> [Given task] Find each line with the string "will" and copy it.

> [Provided material]
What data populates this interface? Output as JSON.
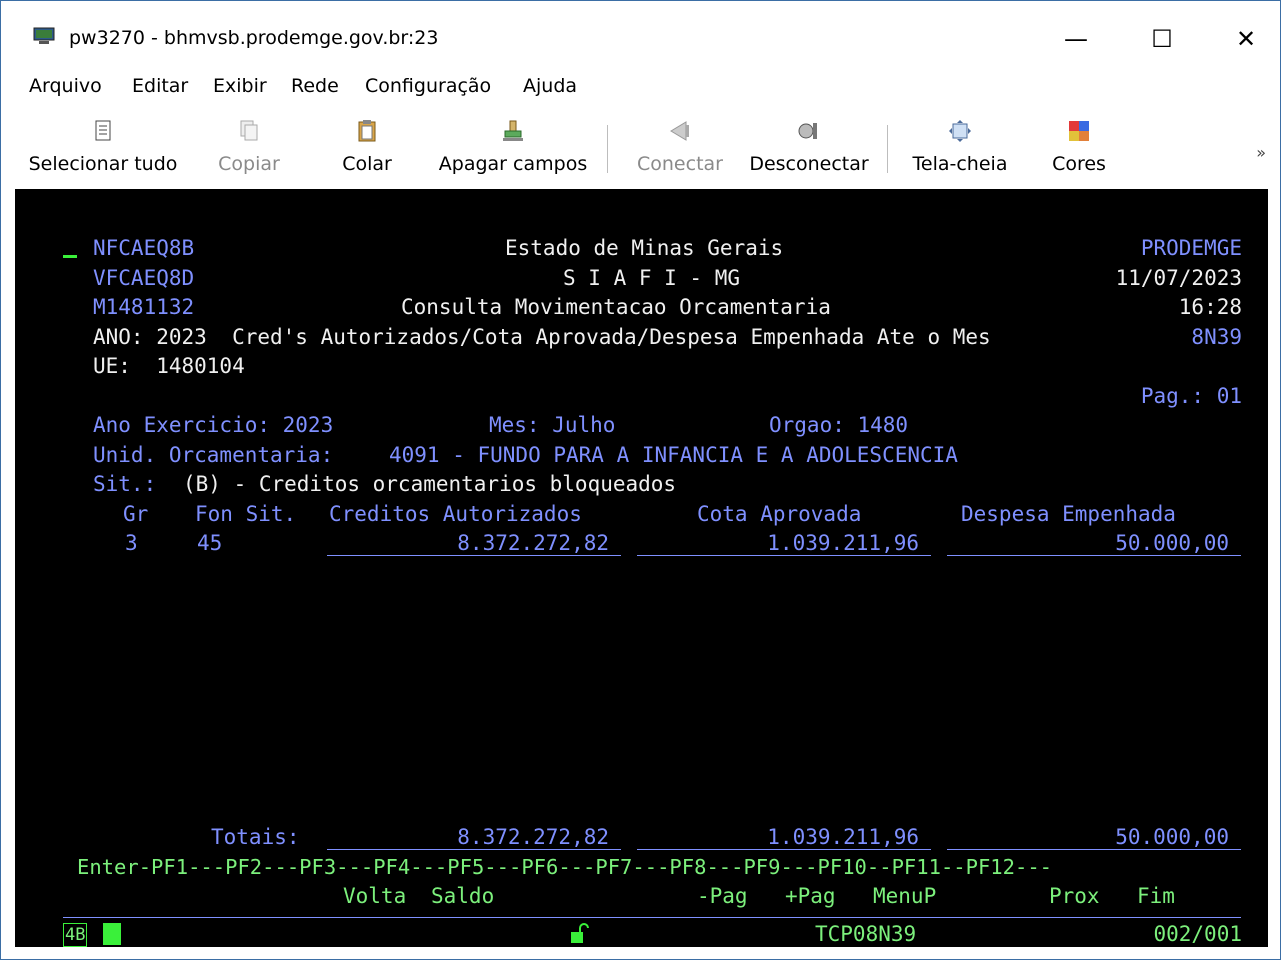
{
  "window": {
    "title": "pw3270 - bhmvsb.prodemge.gov.br:23",
    "minimize_label": "—",
    "maximize_label": "☐",
    "close_label": "✕"
  },
  "menu": [
    {
      "label": "Arquivo"
    },
    {
      "label": "Editar"
    },
    {
      "label": "Exibir"
    },
    {
      "label": "Rede"
    },
    {
      "label": "Configuração"
    },
    {
      "label": "Ajuda"
    }
  ],
  "toolbar": {
    "select_all": "Selecionar tudo",
    "copy": "Copiar",
    "paste": "Colar",
    "clear_fields": "Apagar campos",
    "connect": "Conectar",
    "disconnect": "Desconectar",
    "fullscreen": "Tela-cheia",
    "colors": "Cores",
    "more": "»"
  },
  "terminal": {
    "header": {
      "prog1": "NFCAEQ8B",
      "prog2": "VFCAEQ8D",
      "user": "M1481132",
      "org_title": "Estado de Minas Gerais",
      "system_title": "S I A F I - MG",
      "screen_title": "Consulta Movimentacao Orcamentaria",
      "company": "PRODEMGE",
      "date": "11/07/2023",
      "time": "16:28",
      "screen_code": "8N39",
      "ano_line": "ANO: 2023  Cred's Autorizados/Cota Aprovada/Despesa Empenhada Ate o Mes",
      "ue_line": "UE:  1480104",
      "page": "Pag.: 01"
    },
    "filters": {
      "ano_exercicio": "Ano Exercicio: 2023",
      "mes": "Mes: Julho",
      "orgao": "Orgao: 1480",
      "unid_label": "Unid. Orcamentaria:",
      "unid_value": "4091 - FUNDO PARA A INFANCIA E A ADOLESCENCIA",
      "sit_label": "Sit.:",
      "sit_value": "(B) - Creditos orcamentarios bloqueados"
    },
    "table": {
      "columns": [
        "Gr",
        "Fon Sit.",
        "Creditos Autorizados",
        "Cota Aprovada",
        "Despesa Empenhada"
      ],
      "rows": [
        {
          "gr": "3",
          "fon": "45",
          "creditos": "8.372.272,82",
          "cota": "1.039.211,96",
          "despesa": "50.000,00"
        }
      ],
      "totals_label": "Totais:",
      "totals": {
        "creditos": "8.372.272,82",
        "cota": "1.039.211,96",
        "despesa": "50.000,00"
      }
    },
    "pf_line": "Enter-PF1---PF2---PF3---PF4---PF5---PF6---PF7---PF8---PF9---PF10--PF11--PF12---",
    "pf_labels": {
      "volta": "Volta",
      "saldo": "Saldo",
      "pag_minus": "-Pag",
      "pag_plus": "+Pag",
      "menup": "MenuP",
      "prox": "Prox",
      "fim": "Fim"
    },
    "status": {
      "indicator": "4B",
      "terminal_id": "TCP08N39",
      "cursor_pos": "002/001"
    }
  }
}
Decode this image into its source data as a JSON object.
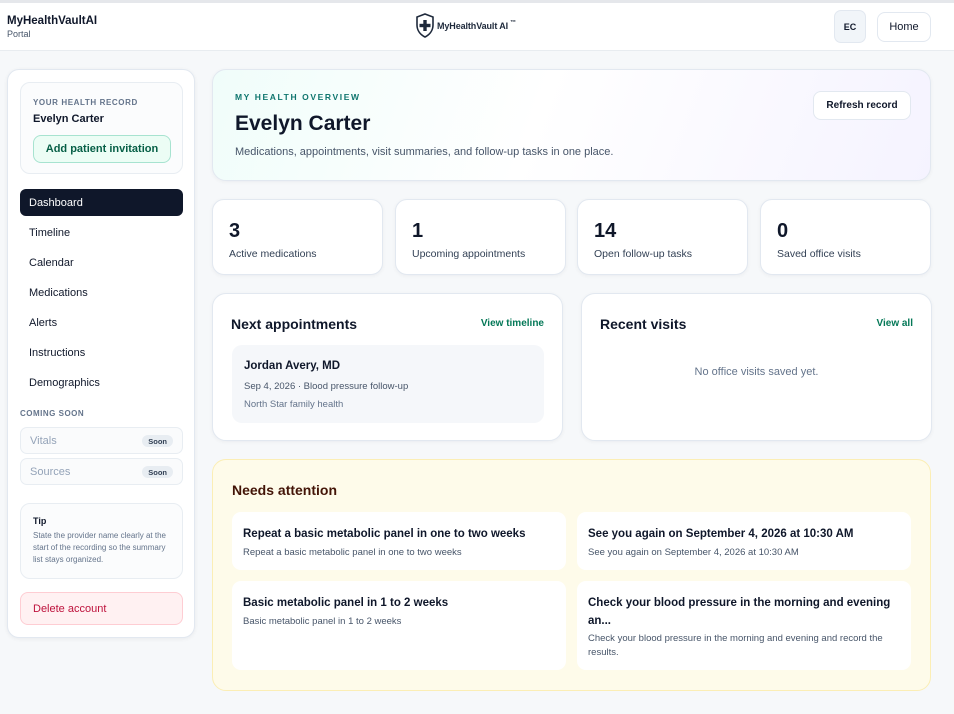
{
  "header": {
    "brand_name": "MyHealthVaultAI",
    "brand_sub": "Portal",
    "logo_text": "MyHealthVault AI",
    "logo_tm": "™",
    "avatar_initials": "EC",
    "home_label": "Home"
  },
  "sidebar": {
    "record_eyebrow": "YOUR HEALTH RECORD",
    "record_name": "Evelyn Carter",
    "invite_label": "Add patient invitation",
    "nav": [
      {
        "label": "Dashboard",
        "active": true
      },
      {
        "label": "Timeline",
        "active": false
      },
      {
        "label": "Calendar",
        "active": false
      },
      {
        "label": "Medications",
        "active": false
      },
      {
        "label": "Alerts",
        "active": false
      },
      {
        "label": "Instructions",
        "active": false
      },
      {
        "label": "Demographics",
        "active": false
      }
    ],
    "coming_soon_label": "COMING SOON",
    "coming_soon": [
      {
        "label": "Vitals",
        "badge": "Soon"
      },
      {
        "label": "Sources",
        "badge": "Soon"
      }
    ],
    "tip_title": "Tip",
    "tip_text": "State the provider name clearly at the start of the recording so the summary list stays organized.",
    "delete_label": "Delete account"
  },
  "hero": {
    "eyebrow": "MY HEALTH OVERVIEW",
    "name": "Evelyn Carter",
    "description": "Medications, appointments, visit summaries, and follow-up tasks in one place.",
    "refresh_label": "Refresh record"
  },
  "stats": [
    {
      "value": "3",
      "label": "Active medications"
    },
    {
      "value": "1",
      "label": "Upcoming appointments"
    },
    {
      "value": "14",
      "label": "Open follow-up tasks"
    },
    {
      "value": "0",
      "label": "Saved office visits"
    }
  ],
  "appointments": {
    "title": "Next appointments",
    "link": "View timeline",
    "items": [
      {
        "provider": "Jordan Avery, MD",
        "date": "Sep 4, 2026 · Blood pressure follow-up",
        "place": "North Star family health"
      }
    ]
  },
  "visits": {
    "title": "Recent visits",
    "link": "View all",
    "empty": "No office visits saved yet."
  },
  "attention": {
    "title": "Needs attention",
    "items": [
      {
        "title": "Repeat a basic metabolic panel in one to two weeks",
        "desc": "Repeat a basic metabolic panel in one to two weeks"
      },
      {
        "title": "See you again on September 4, 2026 at 10:30 AM",
        "desc": "See you again on September 4, 2026 at 10:30 AM"
      },
      {
        "title": "Basic metabolic panel in 1 to 2 weeks",
        "desc": "Basic metabolic panel in 1 to 2 weeks"
      },
      {
        "title": "Check your blood pressure in the morning and evening an...",
        "desc": "Check your blood pressure in the morning and evening and record the results."
      }
    ]
  },
  "colors": {
    "primary_dark": "#0f172a",
    "accent_green": "#047857",
    "danger": "#be123c",
    "attention_bg": "#fefbea"
  }
}
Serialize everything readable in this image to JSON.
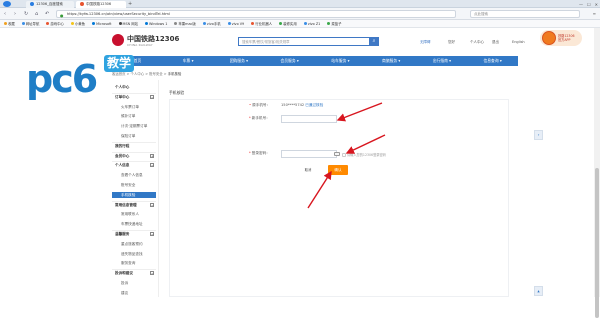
{
  "browser": {
    "tabs": [
      {
        "label": "12306_百度搜索"
      },
      {
        "label": "中国铁路12306"
      }
    ],
    "new_tab_icon": "plus-icon",
    "url": "https://kyfw.12306.cn/otn/view/userSecurity_bindTel.html",
    "search_placeholder": "点此搜索",
    "window_controls": [
      "—",
      "☐",
      "✕"
    ],
    "nav_icons": [
      "back-icon",
      "forward-icon",
      "refresh-icon",
      "home-icon"
    ],
    "bookmarks": [
      {
        "label": "收藏",
        "color": "#f0a020"
      },
      {
        "label": "网址导航",
        "color": "#3a8ee6"
      },
      {
        "label": "游戏中心",
        "color": "#e8542f"
      },
      {
        "label": "小黄鱼",
        "color": "#f5c518"
      },
      {
        "label": "Microsoft",
        "color": "#0078d7"
      },
      {
        "label": "MSN 网站",
        "color": "#444"
      },
      {
        "label": "Windows 1",
        "color": "#0078d7"
      },
      {
        "label": "苹果mac版",
        "color": "#888"
      },
      {
        "label": "vivo手机",
        "color": "#3a8ee6"
      },
      {
        "label": "vivo V9",
        "color": "#3a8ee6"
      },
      {
        "label": "行业机器人",
        "color": "#e8542f"
      },
      {
        "label": "装修实用",
        "color": "#3aa84a"
      },
      {
        "label": "vivo Z1",
        "color": "#3a8ee6"
      },
      {
        "label": "菜篮子",
        "color": "#3aa84a"
      }
    ]
  },
  "site": {
    "logo_cn": "中国铁路12306",
    "logo_en": "CHINA RAILWAY",
    "search_placeholder": "搜索车票/餐饮/常旅客/相关规章",
    "header_links": [
      "无障碍",
      "个人中心",
      "退出",
      "English"
    ],
    "user_greeting": "您好",
    "promo_text": "铁路12306",
    "promo_sub": "官方APP",
    "nav": [
      "首页",
      "车票 ▾",
      "团购服务 ▾",
      "会员服务 ▾",
      "站车服务 ▾",
      "商旅服务 ▾",
      "出行指南 ▾",
      "信息查询 ▾"
    ],
    "breadcrumb": "客运首页 > 个人中心 > 账号安全 > ",
    "breadcrumb_current": "手机核验"
  },
  "watermark": {
    "brand": "pc6",
    "tag": "教学"
  },
  "sidebar": {
    "items": [
      {
        "label": "个人中心",
        "type": "head"
      },
      {
        "label": "订单中心",
        "type": "head",
        "expand": "−"
      },
      {
        "label": "火车票订单",
        "type": "sub"
      },
      {
        "label": "候补订单",
        "type": "sub"
      },
      {
        "label": "计次·定期票订单",
        "type": "sub"
      },
      {
        "label": "保险订单",
        "type": "sub"
      },
      {
        "label": "我的行程",
        "type": "head"
      },
      {
        "label": "会员中心",
        "type": "head",
        "expand": "+"
      },
      {
        "label": "个人信息",
        "type": "head",
        "expand": "−"
      },
      {
        "label": "查看个人信息",
        "type": "sub"
      },
      {
        "label": "账号安全",
        "type": "sub"
      },
      {
        "label": "手机核验",
        "type": "sub",
        "active": true
      },
      {
        "label": "常用信息管理",
        "type": "head",
        "expand": "−"
      },
      {
        "label": "常用联系人",
        "type": "sub"
      },
      {
        "label": "车票快递地址",
        "type": "sub"
      },
      {
        "label": "温馨服务",
        "type": "head",
        "expand": "−"
      },
      {
        "label": "重点旅客预约",
        "type": "sub"
      },
      {
        "label": "遗失物品查找",
        "type": "sub"
      },
      {
        "label": "服务查询",
        "type": "sub"
      },
      {
        "label": "投诉和建议",
        "type": "head",
        "expand": "−"
      },
      {
        "label": "投诉",
        "type": "sub"
      },
      {
        "label": "建议",
        "type": "sub"
      }
    ]
  },
  "content": {
    "title": "手机核验",
    "original_phone_label": "原手机号：",
    "original_phone_value": "150****5742",
    "verified_text": "已通过核验",
    "new_phone_label": "新手机号：",
    "new_phone_value": "",
    "login_pwd_label": "登录密码：",
    "login_pwd_value": "",
    "hint_text": "请输入您的12306登录密码",
    "cancel_label": "取消",
    "confirm_label": "确认"
  },
  "colors": {
    "primary": "#3178c6",
    "confirm": "#ff8a00",
    "arrow": "#d8161f",
    "logo_red": "#c8102e"
  }
}
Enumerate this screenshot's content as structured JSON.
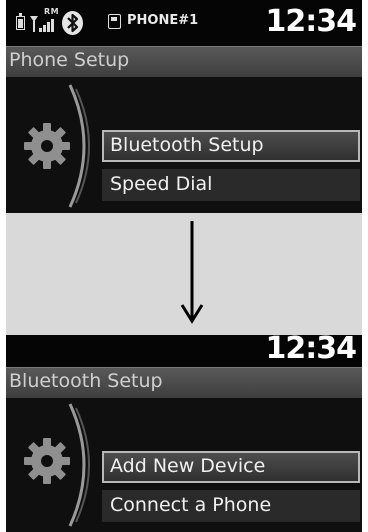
{
  "status": {
    "roaming_label": "RM",
    "device_name": "PHONE#1",
    "clock": "12:34"
  },
  "screen1": {
    "title": "Phone Setup",
    "menu": [
      {
        "label": "Bluetooth Setup",
        "selected": true
      },
      {
        "label": "Speed Dial",
        "selected": false
      }
    ]
  },
  "screen2": {
    "clock": "12:34",
    "title": "Bluetooth Setup",
    "menu": [
      {
        "label": "Add New Device",
        "selected": true
      },
      {
        "label": "Connect a Phone",
        "selected": false
      }
    ]
  },
  "icons": {
    "battery": "battery-icon",
    "signal": "signal-strength-icon",
    "bluetooth": "bluetooth-icon",
    "phone": "phone-icon",
    "gear": "gear-icon",
    "arrow": "arrow-down-icon"
  }
}
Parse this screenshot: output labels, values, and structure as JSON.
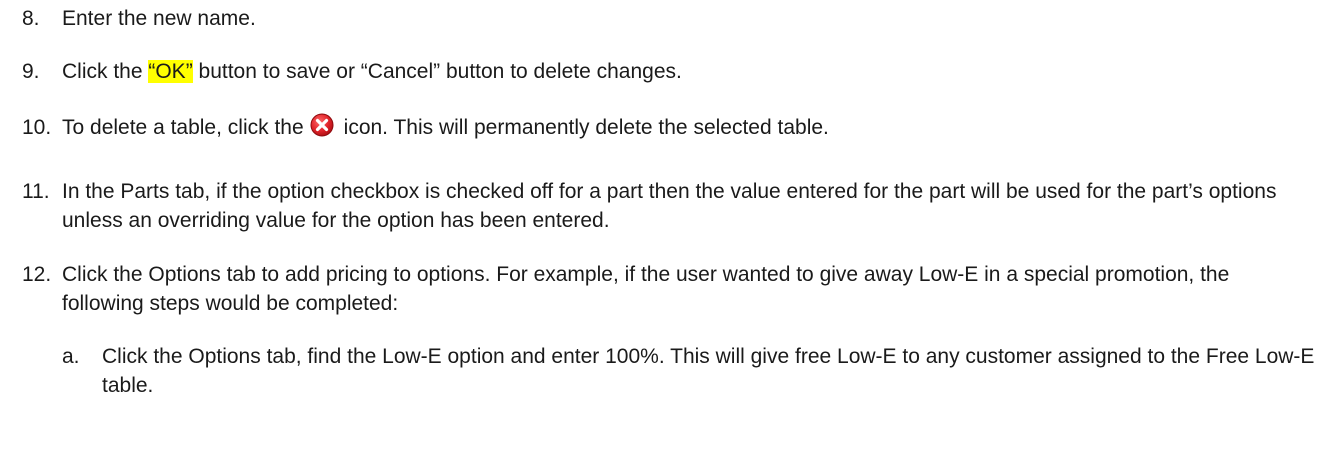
{
  "steps": [
    {
      "number": "8.",
      "text": "Enter the new name."
    },
    {
      "number": "9.",
      "before": "Click the ",
      "highlight": "“OK”",
      "after": " button to save or “Cancel” button to delete changes."
    },
    {
      "number": "10.",
      "before": "To delete a table, click the",
      "icon": "delete-icon",
      "after": "icon. This will permanently delete the selected table."
    },
    {
      "number": "11.",
      "text": "In the Parts tab, if the option checkbox is checked off for a part then the value entered for the part will be used for the part’s options unless an overriding value for the option has been entered."
    },
    {
      "number": "12.",
      "text": "Click the Options tab to add pricing to options.  For example, if the user wanted to give away Low-E in a special promotion, the following steps would be completed:"
    }
  ],
  "substeps": [
    {
      "letter": "a.",
      "text": "Click the Options tab, find the Low-E option and enter 100%.  This will give free Low-E to any customer assigned to the Free Low-E table."
    }
  ],
  "colors": {
    "highlight": "#ffff00",
    "delete_icon": "#d9141b",
    "text": "#1a1a1a"
  }
}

> [Answer to the problem]
      "after": "icon. This will permanently delete the selected table."
      "text": "In the Parts tab, if the option checkbox is checked off for a part then the value entered for the part will be used for the part’s options unless an overriding value for the option has been entered."
      "text": "Click the Options tab, find the Low-E option and enter 100%.  This will give free Low-E to any customer assigned to the Free Low-E table."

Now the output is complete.